依頼:
以下の文書抜粋の「回路の HDL を書いたら(シミュレーション用のテストベンチも書いて)シミュレータで波形を見ましょう。」から「インターコネクトや AXI が含まれます。」までをすべて書き出してください。その際、「シミュレータ」は「シミュレーター」に変えてください。

文書抜粋:
このへんは Qsys を使うときにまた詳しく書きます。
回路の HDL を書いたら(シミュレーション用のテストベンチも書いて)シミュレータで波形を見ましょう。
僕は icarus verilog と GHDL, gtkwave を使っています。
これらのシミュレータは論理合成をしてくれません。従って、シミュレータでは動いても、論理合成不可能な回路を書いている可能性があります。
その場合 Quartus II でエラーが発見されるので TAT が長くつらいです。

icarus verilog 0.9 では -S を付けてコンパイルすると論理合成を試します。この機能は開発中のようですが、シミュレーションできるが論理合成できない記述を発見するには大変役立ちました。

HPS

HPS とは Hard Processor System (再プログラム不可能なプロセッサとそのシステム)のことで、おそらくはこれは Altera の言葉と思います(Soft Processor ありきの言葉なのでね)。
ここでは、要するに ARM 側のシステムのことです。 ARM の MPU コア以外にも L3 インターコネクトや AXI が含まれます。
Altera が決めてないことは全部 HPS だと思っていいのではないでしょうか。 ARM を主体に見ると軒先を貸して母屋に変な名前を付けられたように見えるかもですが、 ARM はそもそも IP で売ってるものですし、土地は元々 FPGA のものだっりします(今回 HPS の家屋を造り直すことはできませんが)。
これはドキュメントじゅうに現れる言葉ですので、何が何でも最初に覚えておかねばなりません。

本記事で主に扱うのは FPGA 側と ARM 側のやりとりの方法でありますから、これは即ち HPS Subsystem の使い方であるわけです。

HPS SDRAM Controller Subsystem

Cyclone V のマニュアル(の一部. Book3)より https://www.altera.com/content/dam/altera-www/global/en_US/pdfs/literature/hb/cyclone-v/cv_5v4.pdf "HPS SDRAM Controller Subsystem" の章、 Figure.11 がまさしく求める情報です。

Altera SoC Cyclone V の全容

右側の赤丸を付けたコンポネント、これがメモリコントローラです。
L2 キャッシュを経由せずに L3 インターコネクトから接続されていますので、ほぼ全コンポネントからこのメモリコントローラにアクセスすることができます。
FPGA fabric から直接このコントローラを叩くには FPGA-to-HPS SDRAM というのがヒントになるようです。

当然ながら——このレベルの混同はないと思いますが念のため断っておくと、ここでいうメモリコントローラは飽くまでメモリモジュールを制御するコントローラで、 MMU は含みません。
ARM の、ちょっと特殊な MMU はコア側に実装されております。つまり、物理アドレスが必要です。

抽出データ:

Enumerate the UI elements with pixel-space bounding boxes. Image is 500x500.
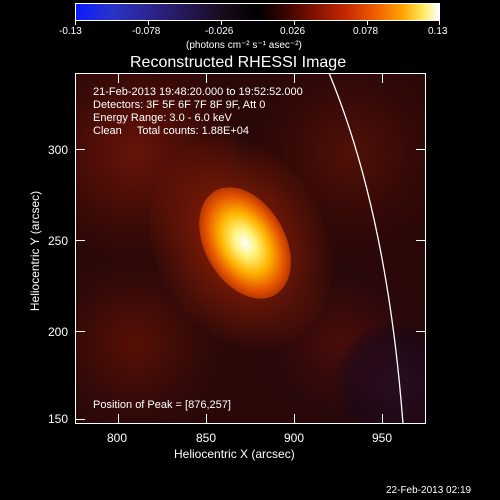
colorbar-tick (148, 21, 149, 25)
x-tick-top (206, 73, 207, 83)
x-tick-top (118, 73, 119, 83)
info-energy-range: Energy Range: 3.0 - 6.0 keV (93, 112, 232, 124)
x-tick (206, 414, 207, 424)
x-tick (382, 414, 383, 424)
x-tick-label: 850 (196, 431, 217, 445)
info-detectors: Detectors: 3F 5F 6F 7F 8F 9F, Att 0 (93, 99, 266, 111)
plot-frame (75, 73, 426, 424)
x-tick-label: 800 (107, 431, 128, 445)
plot-title: Reconstructed RHESSI Image (130, 54, 347, 71)
colorbar-tick-label: 0.078 (353, 26, 379, 37)
info-counts: Clean Total counts: 1.88E+04 (93, 125, 250, 137)
y-axis-label: Heliocentric Y (arcsec) (28, 190, 42, 312)
colorbar-tick-label: -0.026 (205, 26, 234, 37)
colorbar-tick-label: 0.13 (428, 26, 448, 37)
y-tick-right (416, 331, 426, 332)
x-axis-label: Heliocentric X (arcsec) (174, 447, 295, 461)
colorbar-tick-label: -0.078 (132, 26, 161, 37)
colorbar-tick (439, 21, 440, 25)
y-tick-right (416, 149, 426, 150)
colorbar-units: (photons cm⁻² s⁻¹ asec⁻²) (186, 40, 302, 51)
solar-limb (328, 73, 404, 424)
y-tick (75, 240, 85, 241)
x-tick-label: 900 (284, 431, 305, 445)
y-tick-label: 250 (48, 234, 69, 248)
info-time-range: 21-Feb-2013 19:48:20.000 to 19:52:52.000 (93, 86, 303, 98)
x-tick-top (294, 73, 295, 83)
y-tick-right (416, 240, 426, 241)
x-tick-top (382, 73, 383, 83)
y-tick-label: 200 (48, 325, 69, 339)
colorbar-tick (75, 21, 76, 25)
y-tick (75, 331, 85, 332)
colorbar-tick (294, 21, 295, 25)
colorbar-tick (221, 21, 222, 25)
y-tick-label: 300 (48, 143, 69, 157)
x-tick-label: 950 (372, 431, 393, 445)
colorbar-tick-label: -0.13 (59, 26, 82, 37)
colorbar-tick-label: 0.026 (280, 26, 306, 37)
generation-timestamp: 22-Feb-2013 02:19 (386, 485, 472, 496)
x-tick (118, 414, 119, 424)
colorbar-tick (367, 21, 368, 25)
y-tick (75, 419, 85, 420)
colorbar (75, 3, 440, 21)
x-tick (294, 414, 295, 424)
peak-position: Position of Peak = [876,257] (93, 399, 231, 411)
y-tick-label: 150 (48, 412, 69, 426)
y-tick (75, 149, 85, 150)
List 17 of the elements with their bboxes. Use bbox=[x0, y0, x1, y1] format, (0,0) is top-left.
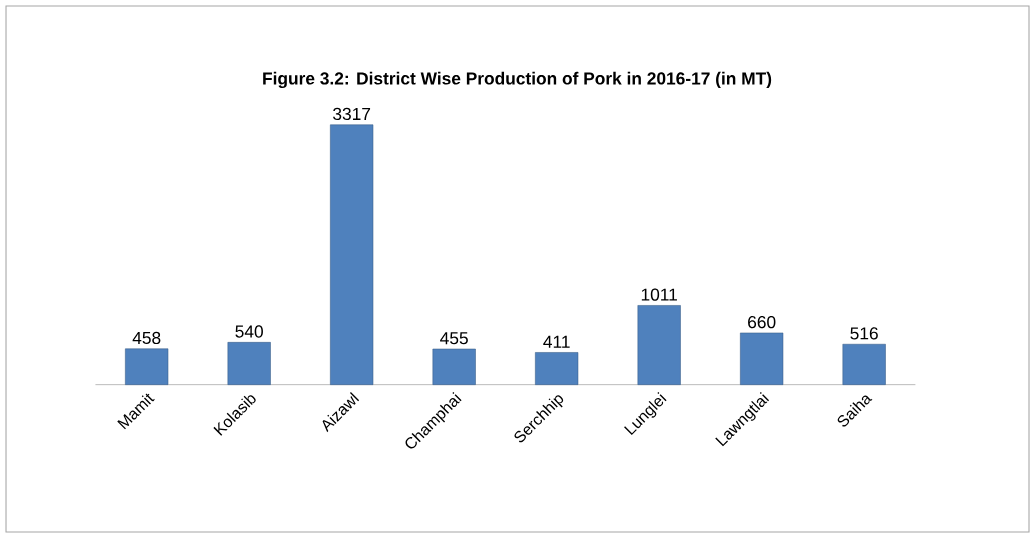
bar bbox=[227, 342, 271, 385]
data-label: 660 bbox=[748, 315, 776, 329]
data-label: 516 bbox=[850, 327, 878, 340]
bar bbox=[125, 348, 169, 385]
bar bbox=[432, 348, 476, 385]
data-label: 3317 bbox=[333, 107, 371, 121]
bar bbox=[842, 343, 886, 385]
data-label: 411 bbox=[543, 335, 570, 348]
bar bbox=[637, 305, 681, 385]
data-label: 458 bbox=[132, 331, 161, 345]
data-label: 455 bbox=[440, 332, 468, 345]
data-label: 540 bbox=[235, 325, 263, 338]
chart-title: Figure 3.2: District Wise Production of Pork in 2016-17 (in MT) bbox=[263, 71, 772, 89]
bar bbox=[740, 332, 784, 385]
bar bbox=[330, 124, 374, 385]
bar bbox=[535, 352, 579, 385]
data-label: 1011 bbox=[641, 288, 677, 301]
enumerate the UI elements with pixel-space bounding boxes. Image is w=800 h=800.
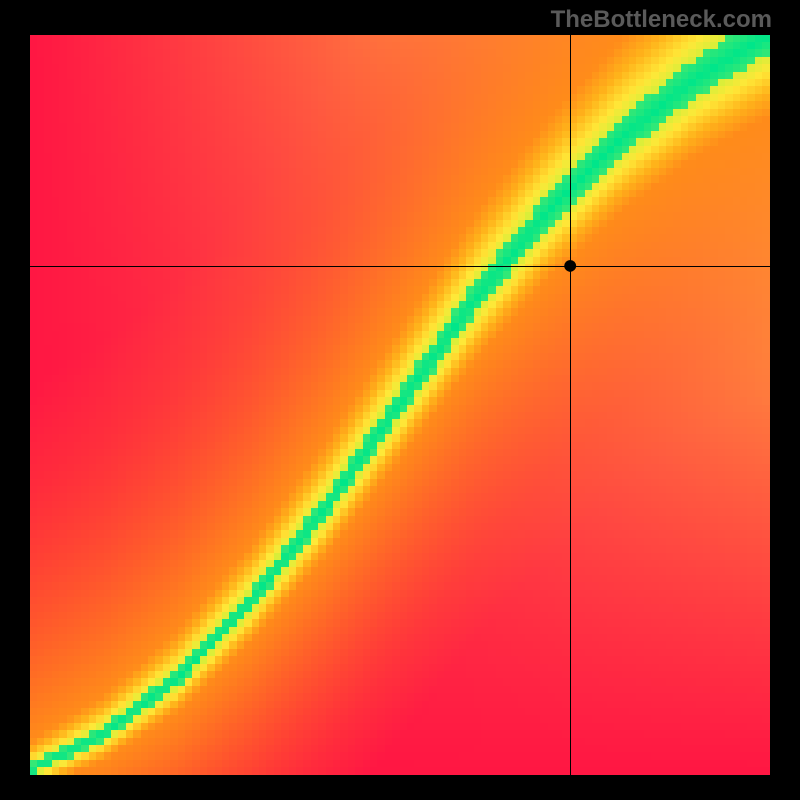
bottleneck-heatmap-canvas <box>30 35 770 775</box>
chart-container: TheBottleneck.com <box>0 0 800 800</box>
source-watermark: TheBottleneck.com <box>551 6 772 34</box>
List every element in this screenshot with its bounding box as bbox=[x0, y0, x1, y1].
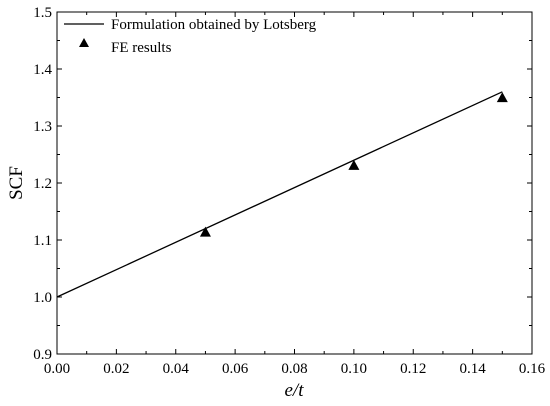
x-axis-title: e/t bbox=[285, 380, 305, 401]
y-tick-label: 1.0 bbox=[33, 290, 52, 306]
y-tick-label: 1.1 bbox=[33, 233, 52, 249]
fe-result-point bbox=[348, 159, 360, 170]
legend-label-points: FE results bbox=[111, 40, 172, 56]
y-tick-label: 1.3 bbox=[33, 119, 52, 135]
lotsberg-formulation-line bbox=[56, 91, 503, 298]
x-axis-ticks: 0.00 0.02 0.04 0.06 0.08 0.10 0.12 0.14 0.16 bbox=[44, 12, 546, 377]
y-axis-title: SCF bbox=[6, 166, 27, 200]
chart-marks bbox=[56, 91, 508, 298]
y-tick-label: 1.2 bbox=[33, 176, 52, 192]
x-tick-label: 0.16 bbox=[519, 361, 546, 377]
legend: Formulation obtained by Lotsberg FE resu… bbox=[64, 17, 317, 56]
y-tick-label: 1.4 bbox=[33, 62, 52, 78]
x-tick-label: 0.14 bbox=[460, 361, 487, 377]
x-tick-label: 0.08 bbox=[281, 361, 307, 377]
y-tick-label: 0.9 bbox=[33, 347, 52, 363]
x-tick-label: 0.06 bbox=[222, 361, 249, 377]
y-axis-ticks: 0.9 1.0 1.1 1.2 1.3 1.4 1.5 bbox=[33, 5, 532, 363]
y-tick-label: 1.5 bbox=[33, 5, 52, 21]
legend-triangle-swatch bbox=[79, 38, 89, 47]
fe-result-point bbox=[199, 226, 211, 237]
x-tick-label: 0.00 bbox=[44, 361, 70, 377]
plot-area bbox=[56, 11, 533, 355]
legend-label-line: Formulation obtained by Lotsberg bbox=[111, 17, 317, 33]
x-tick-label: 0.04 bbox=[163, 361, 190, 377]
x-tick-label: 0.10 bbox=[341, 361, 367, 377]
fe-result-point bbox=[496, 92, 508, 103]
x-tick-label: 0.02 bbox=[103, 361, 129, 377]
x-tick-label: 0.12 bbox=[400, 361, 426, 377]
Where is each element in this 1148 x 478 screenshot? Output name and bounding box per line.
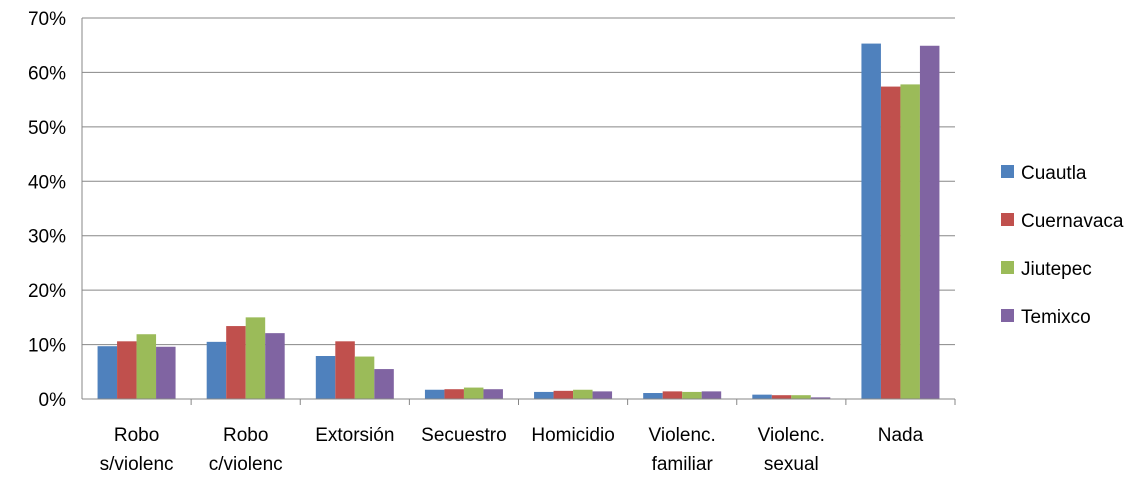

作業結果:
回路の HDL を書いたら(シミュレーション用のテストベンチも書いて)シミュレーターで波形を見ましょう。
僕は icarus verilog と GHDL, gtkwave を使っています。
これらのシミュレーターは論理合成をしてくれません。従って、シミュレーターでは動いても、論理合成不可能な回路を書いている可能性があります。
その場合 Quartus II でエラーが発見されるので TAT が長くつらいです。

icarus verilog 0.9 では -S を付けてコンパイルすると論理合成を試します。この機能は開発中のようですが、シミュレーションできるが論理合成できない記述を発見するには大変役立ちました。

HPS

HPS とは Hard Processor System (再プログラム不可能なプロセッサとそのシステム)のことで、おそらくはこれは Altera の言葉と思います(Soft Processor ありきの言葉なのでね)。
ここでは、要するに ARM 側のシステムのことです。 ARM の MPU コア以外にも L3 インターコネクトや AXI が含まれます。